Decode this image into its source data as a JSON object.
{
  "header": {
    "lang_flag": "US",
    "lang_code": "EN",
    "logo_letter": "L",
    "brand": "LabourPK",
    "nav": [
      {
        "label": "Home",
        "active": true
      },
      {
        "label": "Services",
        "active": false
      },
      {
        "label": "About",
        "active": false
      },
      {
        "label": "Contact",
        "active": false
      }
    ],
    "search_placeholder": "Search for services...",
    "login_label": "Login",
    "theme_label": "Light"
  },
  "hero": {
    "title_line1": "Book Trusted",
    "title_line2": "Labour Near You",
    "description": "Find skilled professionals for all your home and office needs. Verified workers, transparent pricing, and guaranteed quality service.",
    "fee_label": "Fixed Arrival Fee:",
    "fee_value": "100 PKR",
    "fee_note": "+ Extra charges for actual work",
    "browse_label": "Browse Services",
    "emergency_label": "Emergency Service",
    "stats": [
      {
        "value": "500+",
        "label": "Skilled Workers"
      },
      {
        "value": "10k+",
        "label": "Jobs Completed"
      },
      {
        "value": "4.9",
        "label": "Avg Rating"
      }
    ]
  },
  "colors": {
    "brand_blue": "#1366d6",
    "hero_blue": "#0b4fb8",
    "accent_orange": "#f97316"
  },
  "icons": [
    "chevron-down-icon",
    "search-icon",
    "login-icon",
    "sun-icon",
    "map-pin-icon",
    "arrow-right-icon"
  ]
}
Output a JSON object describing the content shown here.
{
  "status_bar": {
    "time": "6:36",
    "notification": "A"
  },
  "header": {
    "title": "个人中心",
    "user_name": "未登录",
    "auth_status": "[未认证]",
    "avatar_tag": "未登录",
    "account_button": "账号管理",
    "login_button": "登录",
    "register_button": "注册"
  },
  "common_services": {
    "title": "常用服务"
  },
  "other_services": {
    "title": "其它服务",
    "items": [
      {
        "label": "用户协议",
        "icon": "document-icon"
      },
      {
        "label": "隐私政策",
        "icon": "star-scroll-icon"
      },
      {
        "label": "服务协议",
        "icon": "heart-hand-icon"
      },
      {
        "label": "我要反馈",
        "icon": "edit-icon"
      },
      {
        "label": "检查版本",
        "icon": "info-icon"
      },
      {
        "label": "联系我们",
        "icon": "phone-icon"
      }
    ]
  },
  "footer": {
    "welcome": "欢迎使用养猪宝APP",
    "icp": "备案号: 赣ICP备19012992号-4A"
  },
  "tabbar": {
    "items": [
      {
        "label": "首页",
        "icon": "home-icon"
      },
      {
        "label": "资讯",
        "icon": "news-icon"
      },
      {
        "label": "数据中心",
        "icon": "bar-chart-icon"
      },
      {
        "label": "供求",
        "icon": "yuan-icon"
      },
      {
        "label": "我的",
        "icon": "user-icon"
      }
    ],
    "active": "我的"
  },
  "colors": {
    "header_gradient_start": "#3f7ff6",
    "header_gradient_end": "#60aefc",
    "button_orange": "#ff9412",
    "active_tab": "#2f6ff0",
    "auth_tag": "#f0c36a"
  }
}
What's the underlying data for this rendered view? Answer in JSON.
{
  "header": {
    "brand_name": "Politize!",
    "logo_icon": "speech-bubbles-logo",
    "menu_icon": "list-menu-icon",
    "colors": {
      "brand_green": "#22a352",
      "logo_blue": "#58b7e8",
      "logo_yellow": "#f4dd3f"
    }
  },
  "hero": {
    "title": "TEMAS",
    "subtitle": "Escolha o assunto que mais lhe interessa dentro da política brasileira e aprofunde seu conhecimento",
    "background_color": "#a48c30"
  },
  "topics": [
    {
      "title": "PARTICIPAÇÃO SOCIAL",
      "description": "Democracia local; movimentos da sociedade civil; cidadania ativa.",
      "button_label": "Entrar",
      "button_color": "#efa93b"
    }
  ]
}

# # #

* [Description of the task] Repeat every record, exactly as written.

* [Answer to the task]
Decode this image into its source data as a JSON object.
{
  "header": {
    "lang_flag": "US",
    "lang_code": "EN",
    "logo_letter": "L",
    "brand": "LabourPK",
    "nav": [
      {
        "label": "Home",
        "active": true
      },
      {
        "label": "Services",
        "active": false
      },
      {
        "label": "About",
        "active": false
      },
      {
        "label": "Contact",
        "active": false
      }
    ],
    "search_placeholder": "Search for services...",
    "login_label": "Login",
    "theme_label": "Light"
  },
  "hero": {
    "title_line1": "Book Trusted",
    "title_line2": "Labour Near You",
    "description": "Find skilled professionals for all your home and office needs. Verified workers, transparent pricing, and guaranteed quality service.",
    "fee_label": "Fixed Arrival Fee:",
    "fee_value": "100 PKR",
    "fee_note": "+ Extra charges for actual work",
    "browse_label": "Browse Services",
    "emergency_label": "Emergency Service",
    "stats": [
      {
        "value": "500+",
        "label": "Skilled Workers"
      },
      {
        "value": "10k+",
        "label": "Jobs Completed"
      },
      {
        "value": "4.9",
        "label": "Avg Rating"
      }
    ]
  },
  "colors": {
    "brand_blue": "#1366d6",
    "hero_blue": "#0b4fb8",
    "accent_orange": "#f97316"
  },
  "icons": [
    "chevron-down-icon",
    "search-icon",
    "login-icon",
    "sun-icon",
    "map-pin-icon",
    "arrow-right-icon"
  ]
}
Output a JSON object describing the content shown here.
{
  "status_bar": {
    "time": "6:36",
    "notification": "A"
  },
  "header": {
    "title": "个人中心",
    "user_name": "未登录",
    "auth_status": "[未认证]",
    "avatar_tag": "未登录",
    "account_button": "账号管理",
    "login_button": "登录",
    "register_button": "注册"
  },
  "common_services": {
    "title": "常用服务"
  },
  "other_services": {
    "title": "其它服务",
    "items": [
      {
        "label": "用户协议",
        "icon": "document-icon"
      },
      {
        "label": "隐私政策",
        "icon": "star-scroll-icon"
      },
      {
        "label": "服务协议",
        "icon": "heart-hand-icon"
      },
      {
        "label": "我要反馈",
        "icon": "edit-icon"
      },
      {
        "label": "检查版本",
        "icon": "info-icon"
      },
      {
        "label": "联系我们",
        "icon": "phone-icon"
      }
    ]
  },
  "footer": {
    "welcome": "欢迎使用养猪宝APP",
    "icp": "备案号: 赣ICP备19012992号-4A"
  },
  "tabbar": {
    "items": [
      {
        "label": "首页",
        "icon": "home-icon"
      },
      {
        "label": "资讯",
        "icon": "news-icon"
      },
      {
        "label": "数据中心",
        "icon": "bar-chart-icon"
      },
      {
        "label": "供求",
        "icon": "yuan-icon"
      },
      {
        "label": "我的",
        "icon": "user-icon"
      }
    ],
    "active": "我的"
  },
  "colors": {
    "header_gradient_start": "#3f7ff6",
    "header_gradient_end": "#60aefc",
    "button_orange": "#ff9412",
    "active_tab": "#2f6ff0",
    "auth_tag": "#f0c36a"
  }
}
What's the underlying data for this rendered view? Answer in JSON.
{
  "header": {
    "brand_name": "Politize!",
    "logo_icon": "speech-bubbles-logo",
    "menu_icon": "list-menu-icon",
    "colors": {
      "brand_green": "#22a352",
      "logo_blue": "#58b7e8",
      "logo_yellow": "#f4dd3f"
    }
  },
  "hero": {
    "title": "TEMAS",
    "subtitle": "Escolha o assunto que mais lhe interessa dentro da política brasileira e aprofunde seu conhecimento",
    "background_color": "#a48c30"
  },
  "topics": [
    {
      "title": "PARTICIPAÇÃO SOCIAL",
      "description": "Democracia local; movimentos da sociedade civil; cidadania ativa.",
      "button_label": "Entrar",
      "button_color": "#efa93b"
    }
  ]
}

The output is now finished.